**Task requirements:** Give the entries back exactly, dropping each image.

+++ Data records

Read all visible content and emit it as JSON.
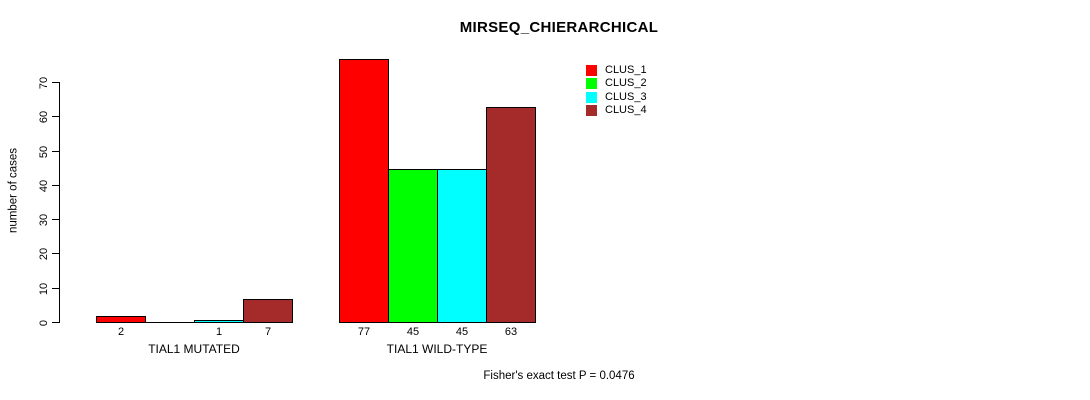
{
  "chart_data": {
    "type": "bar",
    "title": "MIRSEQ_CHIERARCHICAL",
    "ylabel": "number of cases",
    "xlabel": "",
    "ylim": [
      0,
      70
    ],
    "yticks": [
      0,
      10,
      20,
      30,
      40,
      50,
      60,
      70
    ],
    "grid": false,
    "categories": [
      "TIAL1 MUTATED",
      "TIAL1 WILD-TYPE"
    ],
    "series": [
      {
        "name": "CLUS_1",
        "color": "#ff0000",
        "values": [
          2,
          77
        ]
      },
      {
        "name": "CLUS_2",
        "color": "#00ff00",
        "values": [
          0,
          45
        ]
      },
      {
        "name": "CLUS_3",
        "color": "#00ffff",
        "values": [
          1,
          45
        ]
      },
      {
        "name": "CLUS_4",
        "color": "#a52a2a",
        "values": [
          7,
          63
        ]
      }
    ],
    "bar_value_labels": [
      [
        "2",
        "",
        "1",
        "7"
      ],
      [
        "77",
        "45",
        "45",
        "63"
      ]
    ],
    "legend": {
      "position": "top-right",
      "entries": [
        "CLUS_1",
        "CLUS_2",
        "CLUS_3",
        "CLUS_4"
      ]
    },
    "annotation": "Fisher's exact test P = 0.0476",
    "colors": {
      "background": "#ffffff",
      "axis": "#000000",
      "text": "#000000"
    }
  }
}
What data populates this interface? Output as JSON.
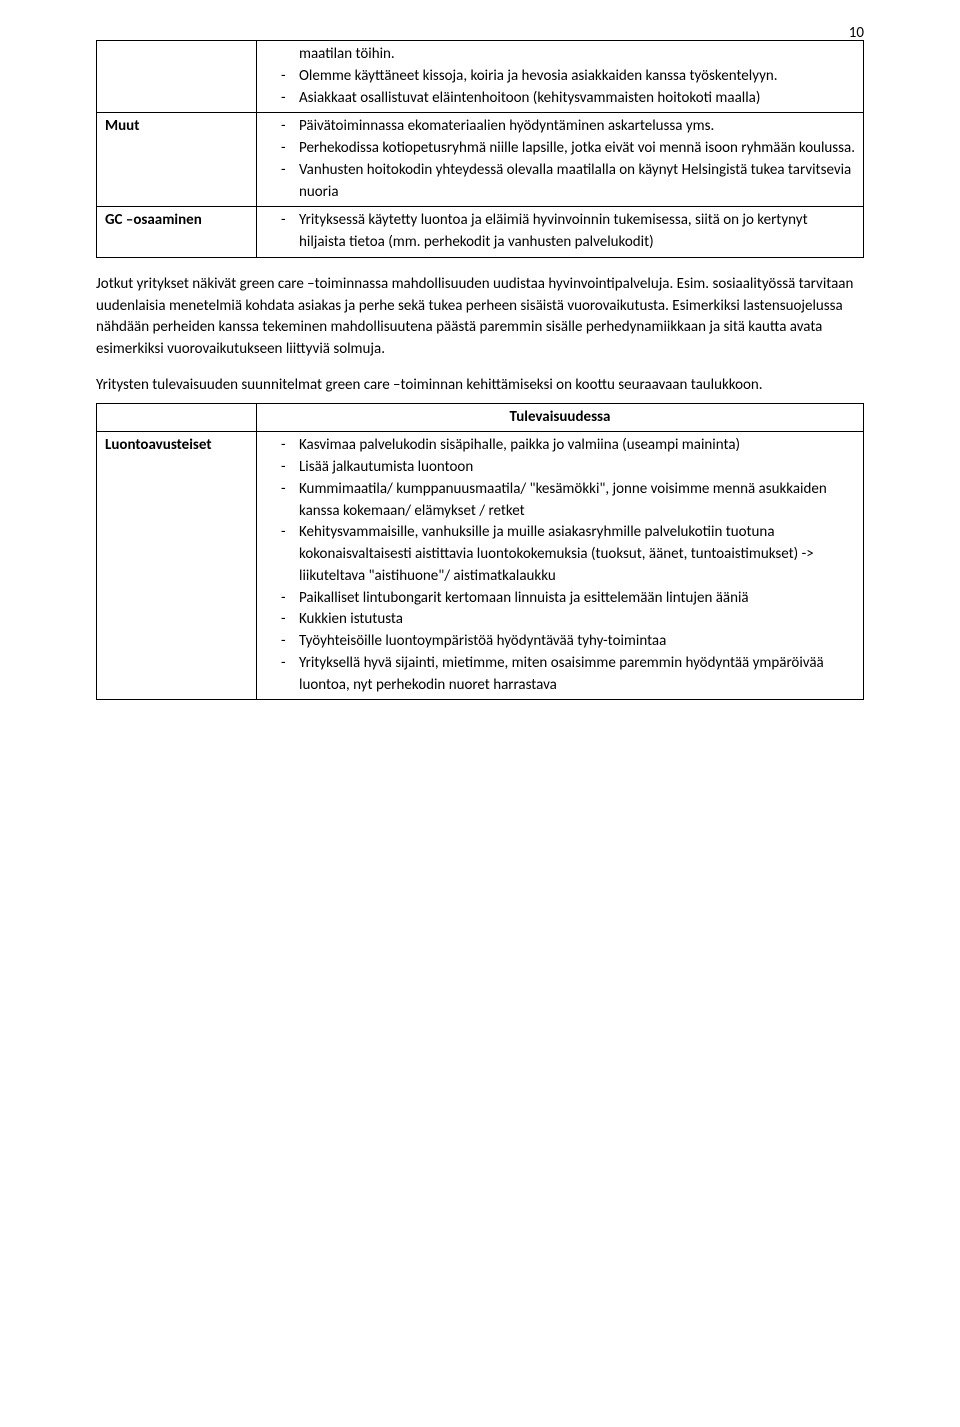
{
  "pageNumber": "10",
  "table1": {
    "rows": [
      {
        "label": "",
        "items": [
          {
            "text": "maatilan töihin.",
            "cont": true
          },
          {
            "text": "Olemme käyttäneet kissoja, koiria ja hevosia asiakkaiden kanssa työskentelyyn."
          },
          {
            "text": "Asiakkaat osallistuvat eläintenhoitoon (kehitysvammaisten hoitokoti maalla)"
          }
        ]
      },
      {
        "label": "Muut",
        "items": [
          {
            "text": "Päivätoiminnassa ekomateriaalien hyödyntäminen askartelussa yms."
          },
          {
            "text": "Perhekodissa kotiopetusryhmä niille lapsille, jotka eivät voi mennä isoon ryhmään koulussa."
          },
          {
            "text": "Vanhusten hoitokodin yhteydessä olevalla maatilalla on käynyt Helsingistä tukea tarvitsevia nuoria"
          }
        ]
      },
      {
        "label": "GC –osaaminen",
        "items": [
          {
            "text": "Yrityksessä käytetty luontoa ja eläimiä hyvinvoinnin tukemisessa, siitä on jo kertynyt hiljaista tietoa (mm. perhekodit ja vanhusten palvelukodit)"
          }
        ]
      }
    ]
  },
  "para1": "Jotkut yritykset näkivät green care –toiminnassa mahdollisuuden uudistaa hyvinvointipalveluja. Esim. sosiaalityössä tarvitaan uudenlaisia menetelmiä kohdata asiakas ja perhe sekä tukea perheen sisäistä vuorovaikutusta. Esimerkiksi lastensuojelussa nähdään perheiden kanssa tekeminen mahdollisuutena päästä paremmin sisälle perhedynamiikkaan ja sitä kautta avata esimerkiksi vuorovaikutukseen liittyviä solmuja.",
  "para2": "Yritysten tulevaisuuden suunnitelmat green care –toiminnan kehittämiseksi on koottu seuraavaan taulukkoon.",
  "table2": {
    "header": "Tulevaisuudessa",
    "rowLabel": "Luontoavusteiset",
    "items": [
      {
        "text": "Kasvimaa palvelukodin sisäpihalle, paikka jo valmiina (useampi maininta)"
      },
      {
        "text": "Lisää jalkautumista luontoon"
      },
      {
        "text": "Kummimaatila/ kumppanuusmaatila/ \"kesämökki\", jonne voisimme mennä asukkaiden kanssa kokemaan/ elämykset / retket"
      },
      {
        "text": "Kehitysvammaisille, vanhuksille ja muille asiakasryhmille palvelukotiin tuotuna kokonaisvaltaisesti aistittavia luontokokemuksia (tuoksut, äänet, tuntoaistimukset) -> liikuteltava \"aistihuone\"/ aistimatkalaukku"
      },
      {
        "text": "Paikalliset lintubongarit kertomaan linnuista ja esittelemään lintujen ääniä"
      },
      {
        "text": "Kukkien istutusta"
      },
      {
        "text": "Työyhteisöille luontoympäristöä hyödyntävää tyhy-toimintaa"
      },
      {
        "text": "Yrityksellä hyvä sijainti, mietimme, miten osaisimme paremmin hyödyntää ympäröivää luontoa, nyt perhekodin nuoret harrastava"
      }
    ]
  }
}
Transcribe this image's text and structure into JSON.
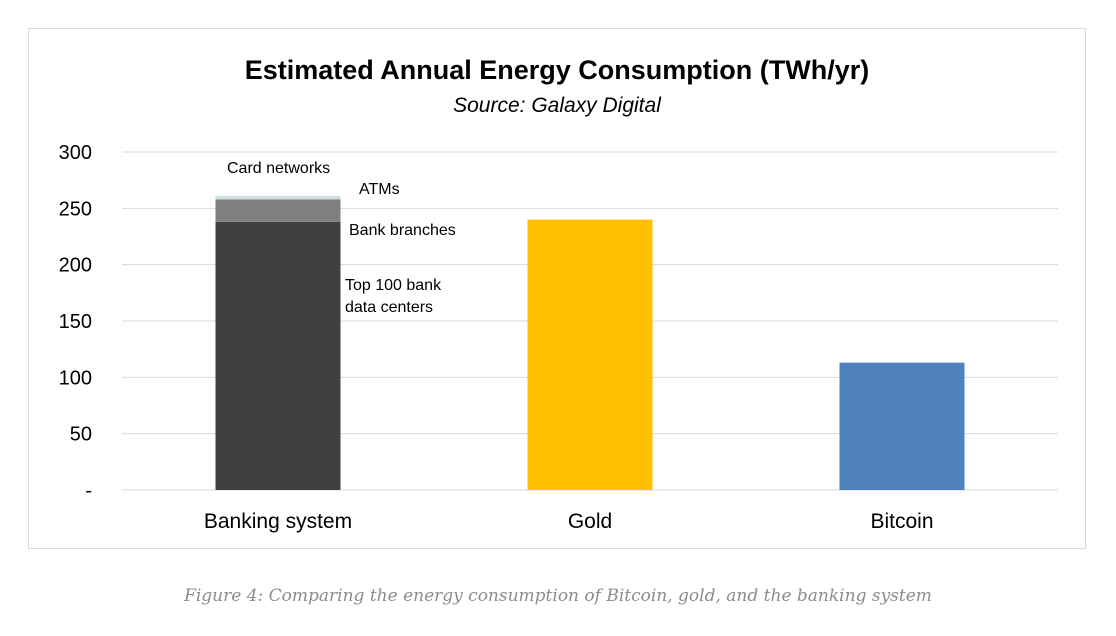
{
  "chart_data": {
    "type": "bar",
    "title": "Estimated Annual Energy Consumption (TWh/yr)",
    "subtitle": "Source: Galaxy Digital",
    "categories": [
      "Banking system",
      "Gold",
      "Bitcoin"
    ],
    "ylim": [
      0,
      300
    ],
    "yticks": [
      {
        "value": 0,
        "label": "-"
      },
      {
        "value": 50,
        "label": "50"
      },
      {
        "value": 100,
        "label": "100"
      },
      {
        "value": 150,
        "label": "150"
      },
      {
        "value": 200,
        "label": "200"
      },
      {
        "value": 250,
        "label": "250"
      },
      {
        "value": 300,
        "label": "300"
      }
    ],
    "grid": true,
    "stacked_segments": [
      {
        "name": "Top 100 bank data centers",
        "label_lines": [
          "Top 100 bank",
          "data centers"
        ],
        "category": "Banking system",
        "value": 238,
        "color": "#404040"
      },
      {
        "name": "Bank branches",
        "label_lines": [
          "Bank branches"
        ],
        "category": "Banking system",
        "value": 20,
        "color": "#7f7f7f"
      },
      {
        "name": "ATMs",
        "label_lines": [
          "ATMs"
        ],
        "category": "Banking system",
        "value": 2,
        "color": "#d9d9d9"
      },
      {
        "name": "Card networks",
        "label_lines": [
          "Card networks"
        ],
        "category": "Banking system",
        "value": 1,
        "color": "#bfe6ea"
      }
    ],
    "bars": [
      {
        "category": "Gold",
        "value": 240,
        "color": "#ffc000"
      },
      {
        "category": "Bitcoin",
        "value": 113,
        "color": "#4f81bd"
      }
    ]
  },
  "caption": "Figure 4: Comparing the energy consumption of Bitcoin, gold, and the banking system"
}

++++++

**Output for this task:**
Read all visible content and emit it as JSON.
{
  "chart_data": {
    "type": "bar",
    "title": "MIRSEQ_CHIERARCHICAL",
    "ylabel": "number of cases",
    "xlabel": "",
    "ylim": [
      0,
      70
    ],
    "yticks": [
      0,
      10,
      20,
      30,
      40,
      50,
      60,
      70
    ],
    "grid": false,
    "categories": [
      "TIAL1 MUTATED",
      "TIAL1 WILD-TYPE"
    ],
    "series": [
      {
        "name": "CLUS_1",
        "color": "#ff0000",
        "values": [
          2,
          77
        ]
      },
      {
        "name": "CLUS_2",
        "color": "#00ff00",
        "values": [
          0,
          45
        ]
      },
      {
        "name": "CLUS_3",
        "color": "#00ffff",
        "values": [
          1,
          45
        ]
      },
      {
        "name": "CLUS_4",
        "color": "#a52a2a",
        "values": [
          7,
          63
        ]
      }
    ],
    "bar_value_labels": [
      [
        "2",
        "",
        "1",
        "7"
      ],
      [
        "77",
        "45",
        "45",
        "63"
      ]
    ],
    "legend": {
      "position": "top-right",
      "entries": [
        "CLUS_1",
        "CLUS_2",
        "CLUS_3",
        "CLUS_4"
      ]
    },
    "annotation": "Fisher's exact test P = 0.0476",
    "colors": {
      "background": "#ffffff",
      "axis": "#000000",
      "text": "#000000"
    }
  }
}
What data populates this interface? Output as JSON.
{
  "pageNumber": "10",
  "table1": {
    "rows": [
      {
        "label": "",
        "items": [
          {
            "text": "maatilan töihin.",
            "cont": true
          },
          {
            "text": "Olemme käyttäneet kissoja, koiria ja hevosia asiakkaiden kanssa työskentelyyn."
          },
          {
            "text": "Asiakkaat osallistuvat eläintenhoitoon (kehitysvammaisten hoitokoti maalla)"
          }
        ]
      },
      {
        "label": "Muut",
        "items": [
          {
            "text": "Päivätoiminnassa ekomateriaalien hyödyntäminen askartelussa yms."
          },
          {
            "text": "Perhekodissa kotiopetusryhmä niille lapsille, jotka eivät voi mennä isoon ryhmään koulussa."
          },
          {
            "text": "Vanhusten hoitokodin yhteydessä olevalla maatilalla on käynyt Helsingistä tukea tarvitsevia nuoria"
          }
        ]
      },
      {
        "label": "GC –osaaminen",
        "items": [
          {
            "text": "Yrityksessä käytetty luontoa ja eläimiä hyvinvoinnin tukemisessa, siitä on jo kertynyt hiljaista tietoa (mm. perhekodit ja vanhusten palvelukodit)"
          }
        ]
      }
    ]
  },
  "para1": "Jotkut yritykset näkivät green care –toiminnassa mahdollisuuden uudistaa hyvinvointipalveluja. Esim. sosiaalityössä tarvitaan uudenlaisia menetelmiä kohdata asiakas ja perhe sekä tukea perheen sisäistä vuorovaikutusta. Esimerkiksi lastensuojelussa nähdään perheiden kanssa tekeminen mahdollisuutena päästä paremmin sisälle perhedynamiikkaan ja sitä kautta avata esimerkiksi vuorovaikutukseen liittyviä solmuja.",
  "para2": "Yritysten tulevaisuuden suunnitelmat green care –toiminnan kehittämiseksi on koottu seuraavaan taulukkoon.",
  "table2": {
    "header": "Tulevaisuudessa",
    "rowLabel": "Luontoavusteiset",
    "items": [
      {
        "text": "Kasvimaa palvelukodin sisäpihalle, paikka jo valmiina (useampi maininta)"
      },
      {
        "text": "Lisää jalkautumista luontoon"
      },
      {
        "text": "Kummimaatila/ kumppanuusmaatila/ \"kesämökki\", jonne voisimme mennä asukkaiden kanssa kokemaan/ elämykset / retket"
      },
      {
        "text": "Kehitysvammaisille, vanhuksille ja muille asiakasryhmille palvelukotiin tuotuna kokonaisvaltaisesti aistittavia luontokokemuksia (tuoksut, äänet, tuntoaistimukset) -> liikuteltava \"aistihuone\"/ aistimatkalaukku"
      },
      {
        "text": "Paikalliset lintubongarit kertomaan linnuista ja esittelemään lintujen ääniä"
      },
      {
        "text": "Kukkien istutusta"
      },
      {
        "text": "Työyhteisöille luontoympäristöä hyödyntävää tyhy-toimintaa"
      },
      {
        "text": "Yrityksellä hyvä sijainti, mietimme, miten osaisimme paremmin hyödyntää ympäröivää luontoa, nyt perhekodin nuoret harrastava"
      }
    ]
  }
}
Transcribe this image's text and structure into JSON.
{
  "chart_data": {
    "type": "bar",
    "title": "Estimated Annual Energy Consumption (TWh/yr)",
    "subtitle": "Source: Galaxy Digital",
    "categories": [
      "Banking system",
      "Gold",
      "Bitcoin"
    ],
    "ylim": [
      0,
      300
    ],
    "yticks": [
      {
        "value": 0,
        "label": "-"
      },
      {
        "value": 50,
        "label": "50"
      },
      {
        "value": 100,
        "label": "100"
      },
      {
        "value": 150,
        "label": "150"
      },
      {
        "value": 200,
        "label": "200"
      },
      {
        "value": 250,
        "label": "250"
      },
      {
        "value": 300,
        "label": "300"
      }
    ],
    "grid": true,
    "stacked_segments": [
      {
        "name": "Top 100 bank data centers",
        "label_lines": [
          "Top 100 bank",
          "data centers"
        ],
        "category": "Banking system",
        "value": 238,
        "color": "#404040"
      },
      {
        "name": "Bank branches",
        "label_lines": [
          "Bank branches"
        ],
        "category": "Banking system",
        "value": 20,
        "color": "#7f7f7f"
      },
      {
        "name": "ATMs",
        "label_lines": [
          "ATMs"
        ],
        "category": "Banking system",
        "value": 2,
        "color": "#d9d9d9"
      },
      {
        "name": "Card networks",
        "label_lines": [
          "Card networks"
        ],
        "category": "Banking system",
        "value": 1,
        "color": "#bfe6ea"
      }
    ],
    "bars": [
      {
        "category": "Gold",
        "value": 240,
        "color": "#ffc000"
      },
      {
        "category": "Bitcoin",
        "value": 113,
        "color": "#4f81bd"
      }
    ]
  },
  "caption": "Figure 4: Comparing the energy consumption of Bitcoin, gold, and the banking system"
}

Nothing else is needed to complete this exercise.